You can use GitPython with the git command "diff", just need to use the "tree" object of each commit or the branch for that you want to see the diffs, for example:

repo = Repo('/git/repository')
t = repo.head.commit.tree
repo.git.diff(t)

This will print "all" the diffs for all files included in this commit, so if you want each one you must iterate over them.

With the actual branch it's:

repo.git.diff('HEAD~1')

Hope this help, regards.

Upvotes: 20

Ciasto piekarz
Ciasto piekarz

Reputation: 8277

Here is how you do it

import git
repo = git.Repo("path/of/repo/")

# the below gives us all commits
repo.commits()

# take the first and last commit

a_commit = repo.commits()[0]
b_commit = repo.commits()[1]

# now get the diff
repo.diff(a_commit,b_commit)

*Short problem 1*. In the GitPython diff thread, which call does the first reply give for getting the diff with the current branch?
*Short problem 2*. Pick up the GitPython diff thread after its last line and keep it going.

*Stored items*.
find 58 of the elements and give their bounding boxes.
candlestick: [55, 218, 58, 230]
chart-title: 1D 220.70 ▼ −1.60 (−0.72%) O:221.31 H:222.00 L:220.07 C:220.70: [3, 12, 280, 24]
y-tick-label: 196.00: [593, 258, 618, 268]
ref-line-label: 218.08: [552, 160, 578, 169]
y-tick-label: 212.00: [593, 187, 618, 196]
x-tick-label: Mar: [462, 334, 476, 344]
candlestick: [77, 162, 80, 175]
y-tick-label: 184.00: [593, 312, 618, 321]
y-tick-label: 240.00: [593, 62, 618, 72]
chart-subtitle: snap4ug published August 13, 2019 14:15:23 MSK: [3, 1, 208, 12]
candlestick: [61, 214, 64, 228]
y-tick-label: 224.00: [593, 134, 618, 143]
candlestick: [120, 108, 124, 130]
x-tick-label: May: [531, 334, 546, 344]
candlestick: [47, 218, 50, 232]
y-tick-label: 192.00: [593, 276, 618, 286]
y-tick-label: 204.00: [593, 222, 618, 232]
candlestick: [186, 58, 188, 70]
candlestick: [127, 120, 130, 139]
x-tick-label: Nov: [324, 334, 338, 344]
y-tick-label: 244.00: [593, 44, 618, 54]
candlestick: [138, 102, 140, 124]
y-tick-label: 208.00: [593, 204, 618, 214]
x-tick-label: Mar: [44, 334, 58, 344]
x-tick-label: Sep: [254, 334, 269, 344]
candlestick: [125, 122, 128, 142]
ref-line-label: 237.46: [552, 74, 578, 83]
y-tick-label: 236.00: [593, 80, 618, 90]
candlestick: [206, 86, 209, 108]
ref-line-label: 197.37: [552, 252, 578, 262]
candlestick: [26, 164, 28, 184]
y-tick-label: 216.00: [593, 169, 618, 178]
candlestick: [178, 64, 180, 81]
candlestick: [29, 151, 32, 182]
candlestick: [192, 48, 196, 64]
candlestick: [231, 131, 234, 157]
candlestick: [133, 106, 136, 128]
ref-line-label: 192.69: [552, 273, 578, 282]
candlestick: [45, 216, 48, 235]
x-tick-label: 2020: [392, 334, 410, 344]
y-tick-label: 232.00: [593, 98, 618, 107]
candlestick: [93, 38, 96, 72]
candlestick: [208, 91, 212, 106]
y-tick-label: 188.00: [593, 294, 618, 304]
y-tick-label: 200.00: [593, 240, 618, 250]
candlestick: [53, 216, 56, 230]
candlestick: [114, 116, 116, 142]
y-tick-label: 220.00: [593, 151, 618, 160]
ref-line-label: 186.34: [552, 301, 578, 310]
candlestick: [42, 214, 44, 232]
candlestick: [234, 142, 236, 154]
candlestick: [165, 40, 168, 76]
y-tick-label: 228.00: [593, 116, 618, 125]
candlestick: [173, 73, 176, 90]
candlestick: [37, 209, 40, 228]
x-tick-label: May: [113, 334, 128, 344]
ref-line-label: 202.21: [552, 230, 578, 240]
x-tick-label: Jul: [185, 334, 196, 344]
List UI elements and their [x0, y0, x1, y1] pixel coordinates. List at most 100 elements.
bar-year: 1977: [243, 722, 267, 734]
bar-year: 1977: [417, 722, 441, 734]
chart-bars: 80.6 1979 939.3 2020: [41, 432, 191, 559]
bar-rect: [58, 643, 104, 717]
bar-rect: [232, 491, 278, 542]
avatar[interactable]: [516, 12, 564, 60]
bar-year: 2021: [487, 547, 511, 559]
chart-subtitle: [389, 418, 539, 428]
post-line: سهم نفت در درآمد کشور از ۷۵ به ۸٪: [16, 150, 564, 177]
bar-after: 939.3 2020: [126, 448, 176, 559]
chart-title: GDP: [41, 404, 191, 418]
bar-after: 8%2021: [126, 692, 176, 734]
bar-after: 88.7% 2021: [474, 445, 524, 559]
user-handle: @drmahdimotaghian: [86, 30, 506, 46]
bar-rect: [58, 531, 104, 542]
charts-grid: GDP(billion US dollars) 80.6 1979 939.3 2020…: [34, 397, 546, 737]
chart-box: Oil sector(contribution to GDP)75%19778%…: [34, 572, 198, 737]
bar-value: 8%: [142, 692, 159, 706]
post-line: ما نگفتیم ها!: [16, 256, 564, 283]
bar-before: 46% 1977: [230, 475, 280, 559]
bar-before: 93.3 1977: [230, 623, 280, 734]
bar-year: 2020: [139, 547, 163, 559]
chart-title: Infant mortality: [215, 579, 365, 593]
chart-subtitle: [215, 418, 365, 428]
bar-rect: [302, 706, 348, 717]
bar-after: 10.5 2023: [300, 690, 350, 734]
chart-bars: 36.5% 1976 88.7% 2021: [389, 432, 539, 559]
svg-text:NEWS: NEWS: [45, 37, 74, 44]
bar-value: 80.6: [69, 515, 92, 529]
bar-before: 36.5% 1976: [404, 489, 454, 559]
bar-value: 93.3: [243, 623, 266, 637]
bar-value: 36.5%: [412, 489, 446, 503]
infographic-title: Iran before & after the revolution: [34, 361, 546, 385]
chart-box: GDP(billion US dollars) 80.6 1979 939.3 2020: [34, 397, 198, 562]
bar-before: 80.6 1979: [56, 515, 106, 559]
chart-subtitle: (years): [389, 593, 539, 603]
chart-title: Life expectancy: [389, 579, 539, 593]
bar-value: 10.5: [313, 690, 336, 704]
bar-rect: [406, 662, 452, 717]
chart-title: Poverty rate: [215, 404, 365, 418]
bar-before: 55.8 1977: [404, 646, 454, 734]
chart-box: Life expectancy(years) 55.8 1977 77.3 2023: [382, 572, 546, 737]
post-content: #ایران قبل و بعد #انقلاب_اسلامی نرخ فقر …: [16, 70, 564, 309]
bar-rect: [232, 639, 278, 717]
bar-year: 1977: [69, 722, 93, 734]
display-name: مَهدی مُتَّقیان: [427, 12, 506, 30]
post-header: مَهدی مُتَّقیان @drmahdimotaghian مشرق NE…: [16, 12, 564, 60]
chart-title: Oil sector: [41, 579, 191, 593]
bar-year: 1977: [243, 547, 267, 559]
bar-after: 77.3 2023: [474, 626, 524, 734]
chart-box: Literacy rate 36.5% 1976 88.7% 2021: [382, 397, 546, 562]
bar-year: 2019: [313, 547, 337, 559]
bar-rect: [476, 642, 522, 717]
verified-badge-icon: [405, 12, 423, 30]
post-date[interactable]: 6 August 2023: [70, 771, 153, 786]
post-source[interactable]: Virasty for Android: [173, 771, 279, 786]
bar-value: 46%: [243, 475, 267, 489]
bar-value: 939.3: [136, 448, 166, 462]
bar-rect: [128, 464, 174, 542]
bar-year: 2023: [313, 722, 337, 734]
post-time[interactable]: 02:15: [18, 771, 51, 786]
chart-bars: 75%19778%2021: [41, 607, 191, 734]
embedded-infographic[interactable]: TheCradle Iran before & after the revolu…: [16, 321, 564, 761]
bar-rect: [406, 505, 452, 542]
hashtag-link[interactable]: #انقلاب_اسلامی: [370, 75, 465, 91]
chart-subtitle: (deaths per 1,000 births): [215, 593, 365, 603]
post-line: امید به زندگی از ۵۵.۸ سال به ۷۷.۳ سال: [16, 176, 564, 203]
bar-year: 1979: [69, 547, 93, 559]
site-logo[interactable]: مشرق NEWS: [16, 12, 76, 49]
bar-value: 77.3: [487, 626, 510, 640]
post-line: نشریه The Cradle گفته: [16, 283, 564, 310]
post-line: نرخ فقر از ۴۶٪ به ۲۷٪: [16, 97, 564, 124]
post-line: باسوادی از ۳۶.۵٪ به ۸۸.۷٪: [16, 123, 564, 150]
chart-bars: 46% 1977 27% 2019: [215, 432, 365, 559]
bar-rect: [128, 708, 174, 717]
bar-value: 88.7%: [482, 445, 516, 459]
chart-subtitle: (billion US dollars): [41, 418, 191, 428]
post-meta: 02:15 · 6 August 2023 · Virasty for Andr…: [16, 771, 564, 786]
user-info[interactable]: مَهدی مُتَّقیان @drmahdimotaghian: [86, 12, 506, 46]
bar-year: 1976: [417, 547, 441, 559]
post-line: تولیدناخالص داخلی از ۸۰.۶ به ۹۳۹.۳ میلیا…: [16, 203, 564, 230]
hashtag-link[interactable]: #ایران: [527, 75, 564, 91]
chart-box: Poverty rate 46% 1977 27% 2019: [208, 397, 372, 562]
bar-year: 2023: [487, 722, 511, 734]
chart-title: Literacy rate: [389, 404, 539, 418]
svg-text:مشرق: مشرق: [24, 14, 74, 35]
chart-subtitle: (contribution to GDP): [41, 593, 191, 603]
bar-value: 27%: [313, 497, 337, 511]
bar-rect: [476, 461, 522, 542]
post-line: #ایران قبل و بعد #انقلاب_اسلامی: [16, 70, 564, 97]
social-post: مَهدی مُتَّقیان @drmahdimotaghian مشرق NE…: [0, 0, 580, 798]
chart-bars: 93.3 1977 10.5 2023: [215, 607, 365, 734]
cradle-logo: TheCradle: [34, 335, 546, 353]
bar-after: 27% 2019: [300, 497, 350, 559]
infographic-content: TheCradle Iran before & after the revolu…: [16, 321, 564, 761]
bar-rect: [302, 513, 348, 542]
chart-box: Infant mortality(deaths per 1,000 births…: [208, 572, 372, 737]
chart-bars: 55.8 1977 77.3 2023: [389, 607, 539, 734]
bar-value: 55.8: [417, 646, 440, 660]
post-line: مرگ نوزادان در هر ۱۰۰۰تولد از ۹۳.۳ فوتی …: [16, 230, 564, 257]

*Written answer 1*. repo.git.diff('HEAD~1')

*Written answer 2*.
Upvotes: -2

ZaxR
ZaxR

Reputation: 5155

If you're looking to recreate something close to what a standard git diff would show, try:

# cloned_repo = git.Repo.clone_from(
#     url=ssh_url,
#     to_path=repo_dir,
#     env={"GIT_SSH_COMMAND": "ssh -i " + SSH_KEY},
# ) 
for diff_item in cloned_repo.index.diff(None, create_patch=True):
    repo_diff += (
        f"--- a/{diff_item.a_blob.name}\n+++ b/{diff_item.b_blob.name}\n"
        f"{diff_item.diff.decode('utf-8')}\n\n"
        )

Upvotes: 6

D. A.
D. A.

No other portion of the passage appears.